• Work instructions:
Write out all the entries word for word and omit any pictures.

Stored records:
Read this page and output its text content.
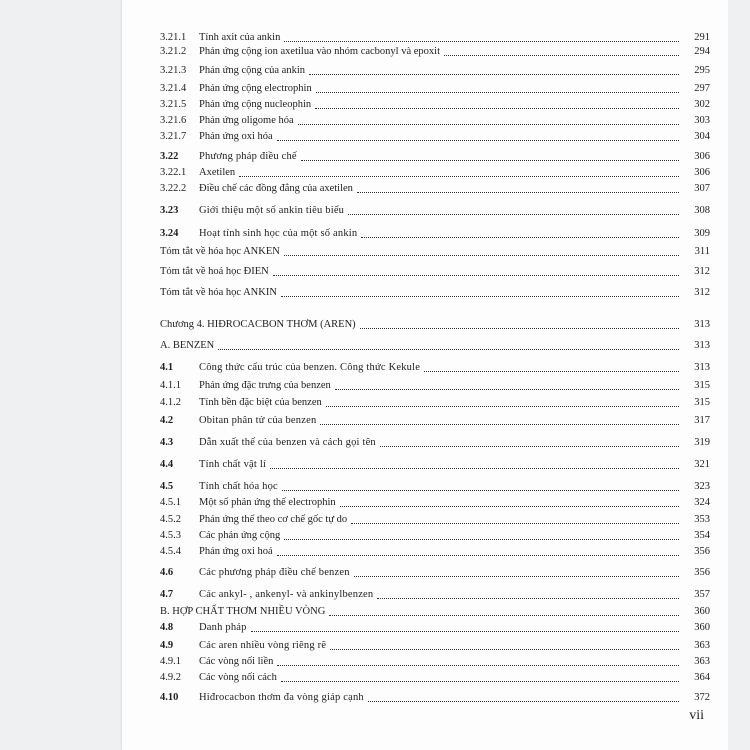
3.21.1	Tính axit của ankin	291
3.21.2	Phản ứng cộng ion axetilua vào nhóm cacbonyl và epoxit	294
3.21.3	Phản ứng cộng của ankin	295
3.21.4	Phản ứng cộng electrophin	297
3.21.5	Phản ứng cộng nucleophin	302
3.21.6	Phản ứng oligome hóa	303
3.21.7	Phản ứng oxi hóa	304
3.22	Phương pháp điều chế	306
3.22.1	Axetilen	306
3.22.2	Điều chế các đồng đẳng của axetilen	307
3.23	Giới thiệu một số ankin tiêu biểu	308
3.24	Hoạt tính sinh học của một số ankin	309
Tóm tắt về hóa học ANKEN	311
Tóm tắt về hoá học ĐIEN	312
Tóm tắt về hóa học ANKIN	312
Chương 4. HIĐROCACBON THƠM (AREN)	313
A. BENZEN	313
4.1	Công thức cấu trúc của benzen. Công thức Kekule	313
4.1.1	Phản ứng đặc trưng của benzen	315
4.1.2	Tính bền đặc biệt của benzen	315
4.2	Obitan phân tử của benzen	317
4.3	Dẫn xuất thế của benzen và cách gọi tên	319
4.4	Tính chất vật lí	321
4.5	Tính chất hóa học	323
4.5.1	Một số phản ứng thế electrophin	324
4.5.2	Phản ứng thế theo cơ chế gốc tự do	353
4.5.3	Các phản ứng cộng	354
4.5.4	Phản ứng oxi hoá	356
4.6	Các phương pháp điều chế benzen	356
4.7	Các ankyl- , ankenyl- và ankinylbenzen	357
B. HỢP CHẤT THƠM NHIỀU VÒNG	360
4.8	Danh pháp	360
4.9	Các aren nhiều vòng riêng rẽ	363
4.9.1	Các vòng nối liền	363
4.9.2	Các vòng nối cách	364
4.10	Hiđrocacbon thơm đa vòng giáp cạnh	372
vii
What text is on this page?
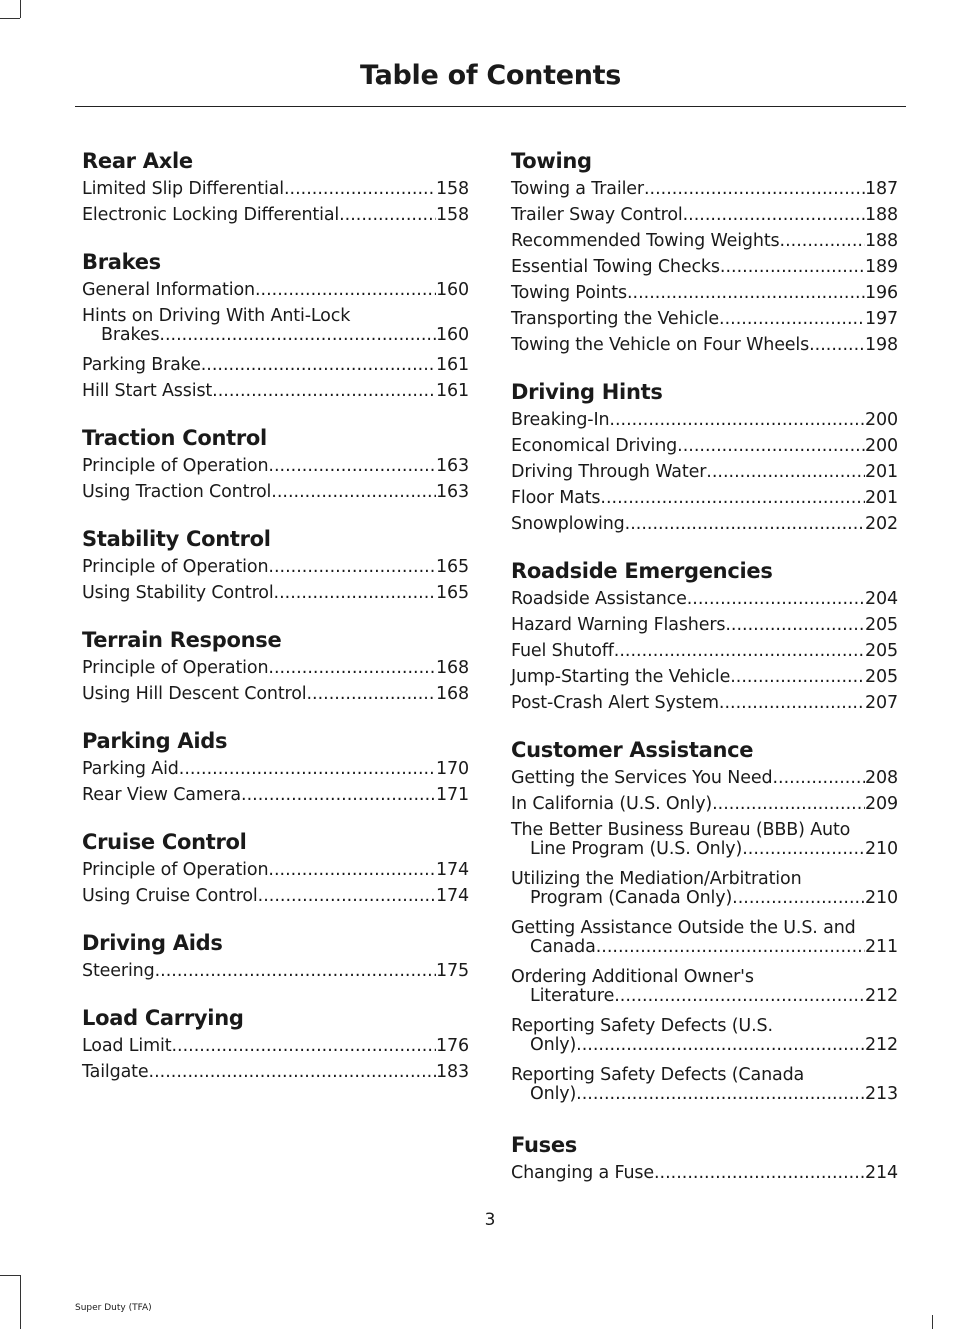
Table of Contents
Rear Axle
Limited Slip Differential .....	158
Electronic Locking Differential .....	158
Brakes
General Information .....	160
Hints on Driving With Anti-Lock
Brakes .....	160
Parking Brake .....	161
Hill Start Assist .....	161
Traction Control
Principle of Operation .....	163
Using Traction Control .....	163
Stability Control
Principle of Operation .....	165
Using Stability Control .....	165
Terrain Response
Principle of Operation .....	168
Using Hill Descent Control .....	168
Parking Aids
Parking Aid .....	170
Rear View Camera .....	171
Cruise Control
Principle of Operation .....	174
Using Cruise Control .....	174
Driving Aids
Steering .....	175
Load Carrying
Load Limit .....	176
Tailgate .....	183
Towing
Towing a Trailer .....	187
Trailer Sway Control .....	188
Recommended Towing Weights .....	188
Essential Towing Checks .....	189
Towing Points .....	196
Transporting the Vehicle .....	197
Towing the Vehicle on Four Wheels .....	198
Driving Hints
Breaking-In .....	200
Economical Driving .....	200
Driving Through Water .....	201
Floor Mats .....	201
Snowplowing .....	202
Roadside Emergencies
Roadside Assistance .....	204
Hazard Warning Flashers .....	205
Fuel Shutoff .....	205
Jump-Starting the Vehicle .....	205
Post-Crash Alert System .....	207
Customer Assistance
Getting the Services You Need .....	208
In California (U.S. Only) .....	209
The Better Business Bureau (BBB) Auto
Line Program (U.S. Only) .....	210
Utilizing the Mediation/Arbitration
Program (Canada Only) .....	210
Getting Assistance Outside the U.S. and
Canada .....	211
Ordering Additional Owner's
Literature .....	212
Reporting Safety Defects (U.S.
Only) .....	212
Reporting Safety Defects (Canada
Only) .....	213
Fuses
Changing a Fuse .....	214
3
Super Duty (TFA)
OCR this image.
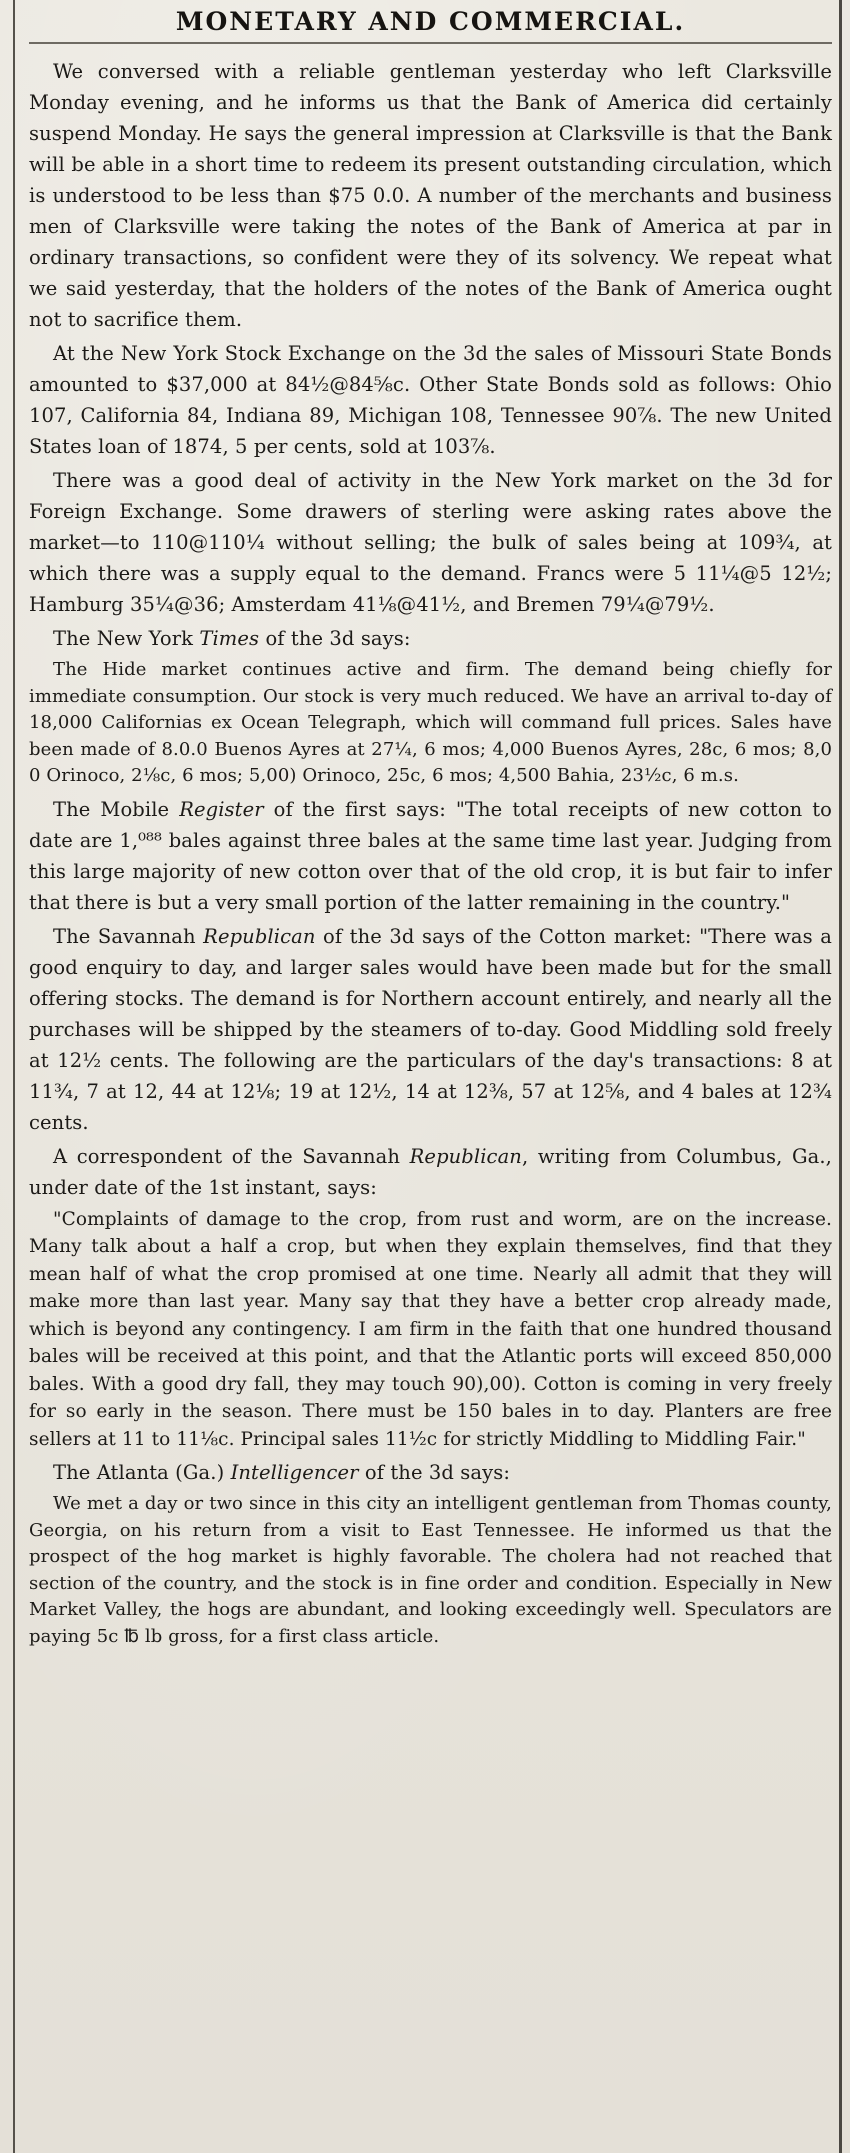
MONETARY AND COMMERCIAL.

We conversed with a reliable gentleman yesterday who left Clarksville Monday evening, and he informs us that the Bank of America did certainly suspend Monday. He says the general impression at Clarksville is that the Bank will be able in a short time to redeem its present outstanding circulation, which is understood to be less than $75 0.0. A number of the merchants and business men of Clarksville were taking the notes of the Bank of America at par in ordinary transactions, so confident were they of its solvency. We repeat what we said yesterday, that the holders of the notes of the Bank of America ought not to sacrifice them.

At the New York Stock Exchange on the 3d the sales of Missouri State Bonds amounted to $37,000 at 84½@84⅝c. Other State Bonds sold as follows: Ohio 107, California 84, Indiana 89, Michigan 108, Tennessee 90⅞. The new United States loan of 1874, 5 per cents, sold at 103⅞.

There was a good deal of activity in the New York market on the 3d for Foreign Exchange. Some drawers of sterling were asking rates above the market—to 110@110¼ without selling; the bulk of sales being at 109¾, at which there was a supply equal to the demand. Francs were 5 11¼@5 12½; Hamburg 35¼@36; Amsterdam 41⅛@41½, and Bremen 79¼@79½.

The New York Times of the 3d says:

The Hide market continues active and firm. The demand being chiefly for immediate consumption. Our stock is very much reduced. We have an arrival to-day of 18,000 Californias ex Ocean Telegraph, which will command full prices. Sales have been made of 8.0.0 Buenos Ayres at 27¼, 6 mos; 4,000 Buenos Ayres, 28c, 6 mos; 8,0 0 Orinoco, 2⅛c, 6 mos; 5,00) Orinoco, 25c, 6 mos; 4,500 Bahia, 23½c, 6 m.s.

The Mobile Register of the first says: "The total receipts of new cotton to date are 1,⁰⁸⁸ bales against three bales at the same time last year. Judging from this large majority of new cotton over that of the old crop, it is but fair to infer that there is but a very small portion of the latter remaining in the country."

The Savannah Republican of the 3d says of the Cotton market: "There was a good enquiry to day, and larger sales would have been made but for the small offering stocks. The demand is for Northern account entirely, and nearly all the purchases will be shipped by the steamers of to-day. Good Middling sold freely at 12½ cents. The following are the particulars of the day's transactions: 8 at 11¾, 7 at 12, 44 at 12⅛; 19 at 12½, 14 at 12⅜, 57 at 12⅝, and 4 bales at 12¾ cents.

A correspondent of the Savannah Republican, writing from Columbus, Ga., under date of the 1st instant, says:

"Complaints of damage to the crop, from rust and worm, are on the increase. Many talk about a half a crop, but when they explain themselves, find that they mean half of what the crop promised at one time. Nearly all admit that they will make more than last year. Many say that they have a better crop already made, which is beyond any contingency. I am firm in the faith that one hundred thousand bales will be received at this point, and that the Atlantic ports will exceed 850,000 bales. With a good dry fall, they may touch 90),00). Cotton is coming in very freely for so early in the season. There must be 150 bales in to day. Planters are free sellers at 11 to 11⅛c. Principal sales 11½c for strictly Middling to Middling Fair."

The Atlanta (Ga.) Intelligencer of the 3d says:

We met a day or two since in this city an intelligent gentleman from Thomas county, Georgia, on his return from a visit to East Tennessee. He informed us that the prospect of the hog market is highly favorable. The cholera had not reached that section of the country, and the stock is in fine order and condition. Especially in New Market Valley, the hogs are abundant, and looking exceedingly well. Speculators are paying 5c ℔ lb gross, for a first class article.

• Exercise solution:
Read this page and output its text content.
3.21.1	Tính axit của ankin	291
3.21.2	Phản ứng cộng ion axetilua vào nhóm cacbonyl và epoxit	294
3.21.3	Phản ứng cộng của ankin	295
3.21.4	Phản ứng cộng electrophin	297
3.21.5	Phản ứng cộng nucleophin	302
3.21.6	Phản ứng oligome hóa	303
3.21.7	Phản ứng oxi hóa	304
3.22	Phương pháp điều chế	306
3.22.1	Axetilen	306
3.22.2	Điều chế các đồng đẳng của axetilen	307
3.23	Giới thiệu một số ankin tiêu biểu	308
3.24	Hoạt tính sinh học của một số ankin	309
Tóm tắt về hóa học ANKEN	311
Tóm tắt về hoá học ĐIEN	312
Tóm tắt về hóa học ANKIN	312
Chương 4. HIĐROCACBON THƠM (AREN)	313
A. BENZEN	313
4.1	Công thức cấu trúc của benzen. Công thức Kekule	313
4.1.1	Phản ứng đặc trưng của benzen	315
4.1.2	Tính bền đặc biệt của benzen	315
4.2	Obitan phân tử của benzen	317
4.3	Dẫn xuất thế của benzen và cách gọi tên	319
4.4	Tính chất vật lí	321
4.5	Tính chất hóa học	323
4.5.1	Một số phản ứng thế electrophin	324
4.5.2	Phản ứng thế theo cơ chế gốc tự do	353
4.5.3	Các phản ứng cộng	354
4.5.4	Phản ứng oxi hoá	356
4.6	Các phương pháp điều chế benzen	356
4.7	Các ankyl- , ankenyl- và ankinylbenzen	357
B. HỢP CHẤT THƠM NHIỀU VÒNG	360
4.8	Danh pháp	360
4.9	Các aren nhiều vòng riêng rẽ	363
4.9.1	Các vòng nối liền	363
4.9.2	Các vòng nối cách	364
4.10	Hiđrocacbon thơm đa vòng giáp cạnh	372
vii
What text is on this page?
Table of Contents
Rear Axle
Limited Slip Differential .....	158
Electronic Locking Differential .....	158
Brakes
General Information .....	160
Hints on Driving With Anti-Lock
Brakes .....	160
Parking Brake .....	161
Hill Start Assist .....	161
Traction Control
Principle of Operation .....	163
Using Traction Control .....	163
Stability Control
Principle of Operation .....	165
Using Stability Control .....	165
Terrain Response
Principle of Operation .....	168
Using Hill Descent Control .....	168
Parking Aids
Parking Aid .....	170
Rear View Camera .....	171
Cruise Control
Principle of Operation .....	174
Using Cruise Control .....	174
Driving Aids
Steering .....	175
Load Carrying
Load Limit .....	176
Tailgate .....	183
Towing
Towing a Trailer .....	187
Trailer Sway Control .....	188
Recommended Towing Weights .....	188
Essential Towing Checks .....	189
Towing Points .....	196
Transporting the Vehicle .....	197
Towing the Vehicle on Four Wheels .....	198
Driving Hints
Breaking-In .....	200
Economical Driving .....	200
Driving Through Water .....	201
Floor Mats .....	201
Snowplowing .....	202
Roadside Emergencies
Roadside Assistance .....	204
Hazard Warning Flashers .....	205
Fuel Shutoff .....	205
Jump-Starting the Vehicle .....	205
Post-Crash Alert System .....	207
Customer Assistance
Getting the Services You Need .....	208
In California (U.S. Only) .....	209
The Better Business Bureau (BBB) Auto
Line Program (U.S. Only) .....	210
Utilizing the Mediation/Arbitration
Program (Canada Only) .....	210
Getting Assistance Outside the U.S. and
Canada .....	211
Ordering Additional Owner's
Literature .....	212
Reporting Safety Defects (U.S.
Only) .....	212
Reporting Safety Defects (Canada
Only) .....	213
Fuses
Changing a Fuse .....	214
3
Super Duty (TFA)
OCR this image.
MONETARY AND COMMERCIAL.

We conversed with a reliable gentleman yesterday who left Clarksville Monday evening, and he informs us that the Bank of America did certainly suspend Monday. He says the general impression at Clarksville is that the Bank will be able in a short time to redeem its present outstanding circulation, which is understood to be less than $75 0.0. A number of the merchants and business men of Clarksville were taking the notes of the Bank of America at par in ordinary transactions, so confident were they of its solvency. We repeat what we said yesterday, that the holders of the notes of the Bank of America ought not to sacrifice them.

At the New York Stock Exchange on the 3d the sales of Missouri State Bonds amounted to $37,000 at 84½@84⅝c. Other State Bonds sold as follows: Ohio 107, California 84, Indiana 89, Michigan 108, Tennessee 90⅞. The new United States loan of 1874, 5 per cents, sold at 103⅞.

There was a good deal of activity in the New York market on the 3d for Foreign Exchange. Some drawers of sterling were asking rates above the market—to 110@110¼ without selling; the bulk of sales being at 109¾, at which there was a supply equal to the demand. Francs were 5 11¼@5 12½; Hamburg 35¼@36; Amsterdam 41⅛@41½, and Bremen 79¼@79½.

The New York Times of the 3d says:

The Hide market continues active and firm. The demand being chiefly for immediate consumption. Our stock is very much reduced. We have an arrival to-day of 18,000 Californias ex Ocean Telegraph, which will command full prices. Sales have been made of 8.0.0 Buenos Ayres at 27¼, 6 mos; 4,000 Buenos Ayres, 28c, 6 mos; 8,0 0 Orinoco, 2⅛c, 6 mos; 5,00) Orinoco, 25c, 6 mos; 4,500 Bahia, 23½c, 6 m.s.

The Mobile Register of the first says: "The total receipts of new cotton to date are 1,⁰⁸⁸ bales against three bales at the same time last year. Judging from this large majority of new cotton over that of the old crop, it is but fair to infer that there is but a very small portion of the latter remaining in the country."

The Savannah Republican of the 3d says of the Cotton market: "There was a good enquiry to day, and larger sales would have been made but for the small offering stocks. The demand is for Northern account entirely, and nearly all the purchases will be shipped by the steamers of to-day. Good Middling sold freely at 12½ cents. The following are the particulars of the day's transactions: 8 at 11¾, 7 at 12, 44 at 12⅛; 19 at 12½, 14 at 12⅜, 57 at 12⅝, and 4 bales at 12¾ cents.

A correspondent of the Savannah Republican, writing from Columbus, Ga., under date of the 1st instant, says:

"Complaints of damage to the crop, from rust and worm, are on the increase. Many talk about a half a crop, but when they explain themselves, find that they mean half of what the crop promised at one time. Nearly all admit that they will make more than last year. Many say that they have a better crop already made, which is beyond any contingency. I am firm in the faith that one hundred thousand bales will be received at this point, and that the Atlantic ports will exceed 850,000 bales. With a good dry fall, they may touch 90),00). Cotton is coming in very freely for so early in the season. There must be 150 bales in to day. Planters are free sellers at 11 to 11⅛c. Principal sales 11½c for strictly Middling to Middling Fair."

The Atlanta (Ga.) Intelligencer of the 3d says:

We met a day or two since in this city an intelligent gentleman from Thomas county, Georgia, on his return from a visit to East Tennessee. He informed us that the prospect of the hog market is highly favorable. The cholera had not reached that section of the country, and the stock is in fine order and condition. Especially in New Market Valley, the hogs are abundant, and looking exceedingly well. Speculators are paying 5c ℔ lb gross, for a first class article.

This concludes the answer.